• _TASK BRIEF_
Omit all pictures and give the records below again exactly as written.

[Data records]
-- START --

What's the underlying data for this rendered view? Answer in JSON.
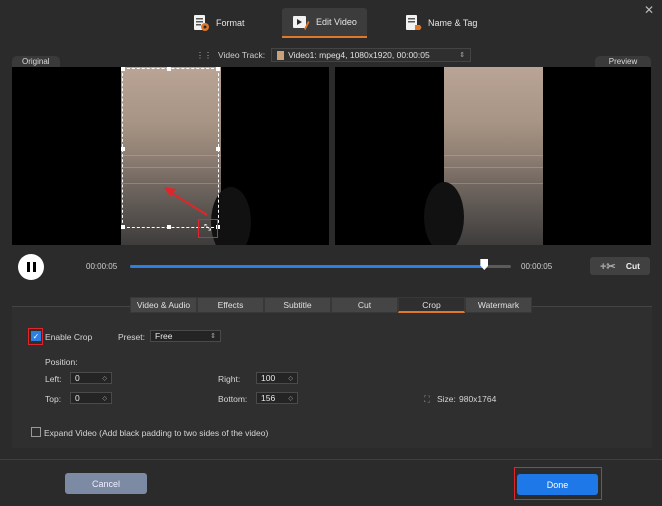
{
  "window": {
    "close_glyph": "✕"
  },
  "tabs": [
    {
      "label": "Format",
      "icon": "format-icon",
      "active": false
    },
    {
      "label": "Edit Video",
      "icon": "edit-video-icon",
      "active": true
    },
    {
      "label": "Name & Tag",
      "icon": "name-tag-icon",
      "active": false
    }
  ],
  "video_track": {
    "label": "Video Track:",
    "value": "Video1: mpeg4, 1080x1920, 00:00:05"
  },
  "panes": {
    "original_label": "Original",
    "preview_label": "Preview"
  },
  "playback": {
    "current_time": "00:00:05",
    "total_time": "00:00:05",
    "progress": 0.93,
    "cut_label": "Cut"
  },
  "subtabs": [
    {
      "label": "Video & Audio",
      "active": false
    },
    {
      "label": "Effects",
      "active": false
    },
    {
      "label": "Subtitle",
      "active": false
    },
    {
      "label": "Cut",
      "active": false
    },
    {
      "label": "Crop",
      "active": true
    },
    {
      "label": "Watermark",
      "active": false
    }
  ],
  "crop": {
    "enable_label": "Enable Crop",
    "enabled": true,
    "preset_label": "Preset:",
    "preset_value": "Free",
    "position_label": "Position:",
    "left_label": "Left:",
    "left_value": "0",
    "right_label": "Right:",
    "right_value": "100",
    "top_label": "Top:",
    "top_value": "0",
    "bottom_label": "Bottom:",
    "bottom_value": "156",
    "size_label": "Size:",
    "size_value": "980x1764",
    "expand_label": "Expand Video (Add black padding to two sides of the video)",
    "expand_checked": false
  },
  "footer": {
    "cancel_label": "Cancel",
    "done_label": "Done"
  },
  "colors": {
    "accent": "#2d7fe0",
    "highlight": "#e0262a",
    "tab_underline": "#e0782c"
  }
}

-- END --

• _RESPONSE_
What's the underlying data for this rendered view? Answer in JSON.
{
  "window": {
    "close_glyph": "✕"
  },
  "tabs": [
    {
      "label": "Format",
      "icon": "format-icon",
      "active": false
    },
    {
      "label": "Edit Video",
      "icon": "edit-video-icon",
      "active": true
    },
    {
      "label": "Name & Tag",
      "icon": "name-tag-icon",
      "active": false
    }
  ],
  "video_track": {
    "label": "Video Track:",
    "value": "Video1: mpeg4, 1080x1920, 00:00:05"
  },
  "panes": {
    "original_label": "Original",
    "preview_label": "Preview"
  },
  "playback": {
    "current_time": "00:00:05",
    "total_time": "00:00:05",
    "progress": 0.93,
    "cut_label": "Cut"
  },
  "subtabs": [
    {
      "label": "Video & Audio",
      "active": false
    },
    {
      "label": "Effects",
      "active": false
    },
    {
      "label": "Subtitle",
      "active": false
    },
    {
      "label": "Cut",
      "active": false
    },
    {
      "label": "Crop",
      "active": true
    },
    {
      "label": "Watermark",
      "active": false
    }
  ],
  "crop": {
    "enable_label": "Enable Crop",
    "enabled": true,
    "preset_label": "Preset:",
    "preset_value": "Free",
    "position_label": "Position:",
    "left_label": "Left:",
    "left_value": "0",
    "right_label": "Right:",
    "right_value": "100",
    "top_label": "Top:",
    "top_value": "0",
    "bottom_label": "Bottom:",
    "bottom_value": "156",
    "size_label": "Size:",
    "size_value": "980x1764",
    "expand_label": "Expand Video (Add black padding to two sides of the video)",
    "expand_checked": false
  },
  "footer": {
    "cancel_label": "Cancel",
    "done_label": "Done"
  },
  "colors": {
    "accent": "#2d7fe0",
    "highlight": "#e0262a",
    "tab_underline": "#e0782c"
  }
}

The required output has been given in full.